● **Short task**:
Output each line exactly as it appears, skipping any embedded picture.

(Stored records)

================

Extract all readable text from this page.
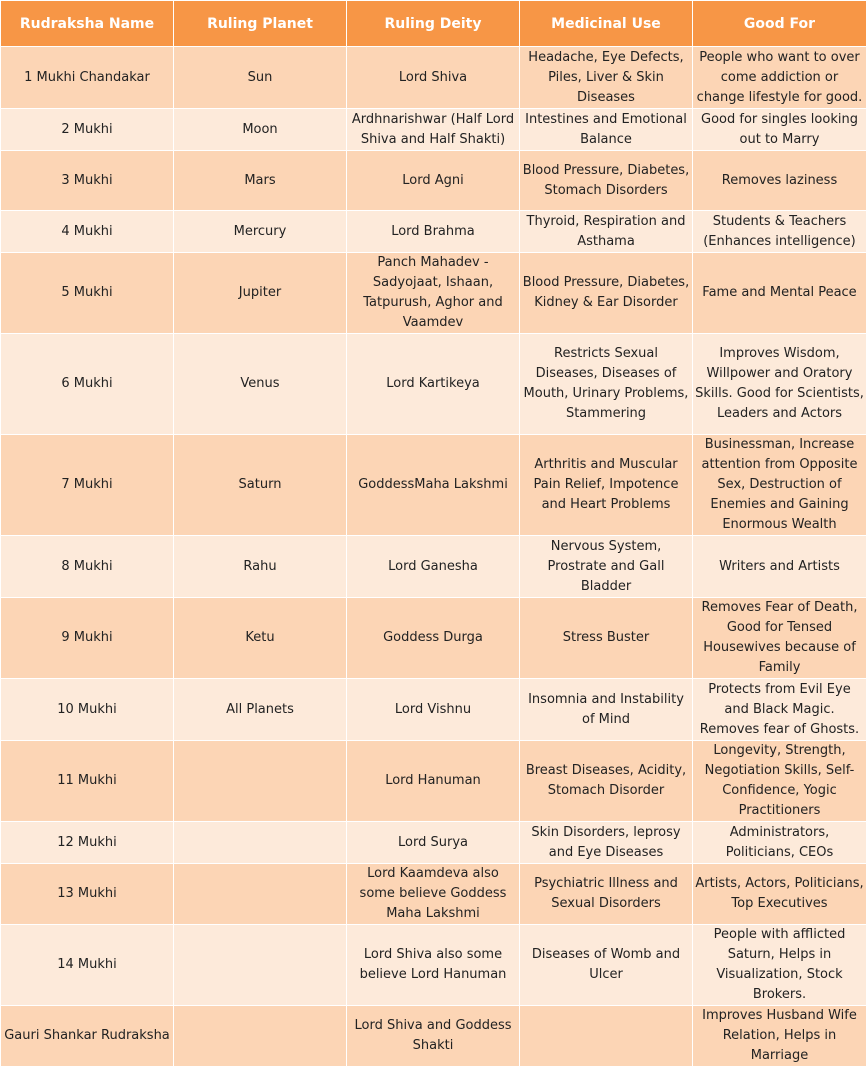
Rudraksha Name	Ruling Planet	Ruling Deity	Medicinal Use	Good For
1 Mukhi Chandakar	Sun	Lord Shiva	Headache, Eye Defects, Piles, Liver & Skin Diseases	People who want to over come addiction or change lifestyle for good.
2 Mukhi	Moon	Ardhnarishwar (Half Lord Shiva and Half Shakti)	Intestines and Emotional Balance	Good for singles looking out to Marry
3 Mukhi	Mars	Lord Agni	Blood Pressure, Diabetes, Stomach Disorders	Removes laziness
4 Mukhi	Mercury	Lord Brahma	Thyroid, Respiration and Asthama	Students & Teachers (Enhances intelligence)
5 Mukhi	Jupiter	Panch Mahadev - Sadyojaat, Ishaan, Tatpurush, Aghor and Vaamdev	Blood Pressure, Diabetes, Kidney & Ear Disorder	Fame and Mental Peace
6 Mukhi	Venus	Lord Kartikeya	Restricts Sexual Diseases, Diseases of Mouth, Urinary Problems, Stammering	Improves Wisdom, Willpower and Oratory Skills. Good for Scientists, Leaders and Actors
7 Mukhi	Saturn	GoddessMaha Lakshmi	Arthritis and Muscular Pain Relief, Impotence and Heart Problems	Businessman, Increase attention from Opposite Sex, Destruction of Enemies and Gaining Enormous Wealth
8 Mukhi	Rahu	Lord Ganesha	Nervous System, Prostrate and Gall Bladder	Writers and Artists
9 Mukhi	Ketu	Goddess Durga	Stress Buster	Removes Fear of Death, Good for Tensed Housewives because of Family
10 Mukhi	All Planets	Lord Vishnu	Insomnia and Instability of Mind	Protects from Evil Eye and Black Magic. Removes fear of Ghosts.
11 Mukhi		Lord Hanuman	Breast Diseases, Acidity, Stomach Disorder	Longevity, Strength, Negotiation Skills, Self-Confidence, Yogic Practitioners
12 Mukhi		Lord Surya	Skin Disorders, leprosy and Eye Diseases	Administrators, Politicians, CEOs
13 Mukhi		Lord Kaamdeva also some believe Goddess Maha Lakshmi	Psychiatric Illness and Sexual Disorders	Artists, Actors, Politicians, Top Executives
14 Mukhi		Lord Shiva also some believe Lord Hanuman	Diseases of Womb and Ulcer	People with afflicted Saturn, Helps in Visualization, Stock Brokers.
Gauri Shankar Rudraksha		Lord Shiva and Goddess Shakti		Improves Husband Wife Relation, Helps in Marriage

================

● **Correct response**:
Extract all readable text from this page.
Rudraksha Name	Ruling Planet	Ruling Deity	Medicinal Use	Good For
1 Mukhi Chandakar	Sun	Lord Shiva	Headache, Eye Defects, Piles, Liver & Skin Diseases	People who want to over come addiction or change lifestyle for good.
2 Mukhi	Moon	Ardhnarishwar (Half Lord Shiva and Half Shakti)	Intestines and Emotional Balance	Good for singles looking out to Marry
3 Mukhi	Mars	Lord Agni	Blood Pressure, Diabetes, Stomach Disorders	Removes laziness
4 Mukhi	Mercury	Lord Brahma	Thyroid, Respiration and Asthama	Students & Teachers (Enhances intelligence)
5 Mukhi	Jupiter	Panch Mahadev - Sadyojaat, Ishaan, Tatpurush, Aghor and Vaamdev	Blood Pressure, Diabetes, Kidney & Ear Disorder	Fame and Mental Peace
6 Mukhi	Venus	Lord Kartikeya	Restricts Sexual Diseases, Diseases of Mouth, Urinary Problems, Stammering	Improves Wisdom, Willpower and Oratory Skills. Good for Scientists, Leaders and Actors
7 Mukhi	Saturn	GoddessMaha Lakshmi	Arthritis and Muscular Pain Relief, Impotence and Heart Problems	Businessman, Increase attention from Opposite Sex, Destruction of Enemies and Gaining Enormous Wealth
8 Mukhi	Rahu	Lord Ganesha	Nervous System, Prostrate and Gall Bladder	Writers and Artists
9 Mukhi	Ketu	Goddess Durga	Stress Buster	Removes Fear of Death, Good for Tensed Housewives because of Family
10 Mukhi	All Planets	Lord Vishnu	Insomnia and Instability of Mind	Protects from Evil Eye and Black Magic. Removes fear of Ghosts.
11 Mukhi		Lord Hanuman	Breast Diseases, Acidity, Stomach Disorder	Longevity, Strength, Negotiation Skills, Self-Confidence, Yogic Practitioners
12 Mukhi		Lord Surya	Skin Disorders, leprosy and Eye Diseases	Administrators, Politicians, CEOs
13 Mukhi		Lord Kaamdeva also some believe Goddess Maha Lakshmi	Psychiatric Illness and Sexual Disorders	Artists, Actors, Politicians, Top Executives
14 Mukhi		Lord Shiva also some believe Lord Hanuman	Diseases of Womb and Ulcer	People with afflicted Saturn, Helps in Visualization, Stock Brokers.
Gauri Shankar Rudraksha		Lord Shiva and Goddess Shakti		Improves Husband Wife Relation, Helps in Marriage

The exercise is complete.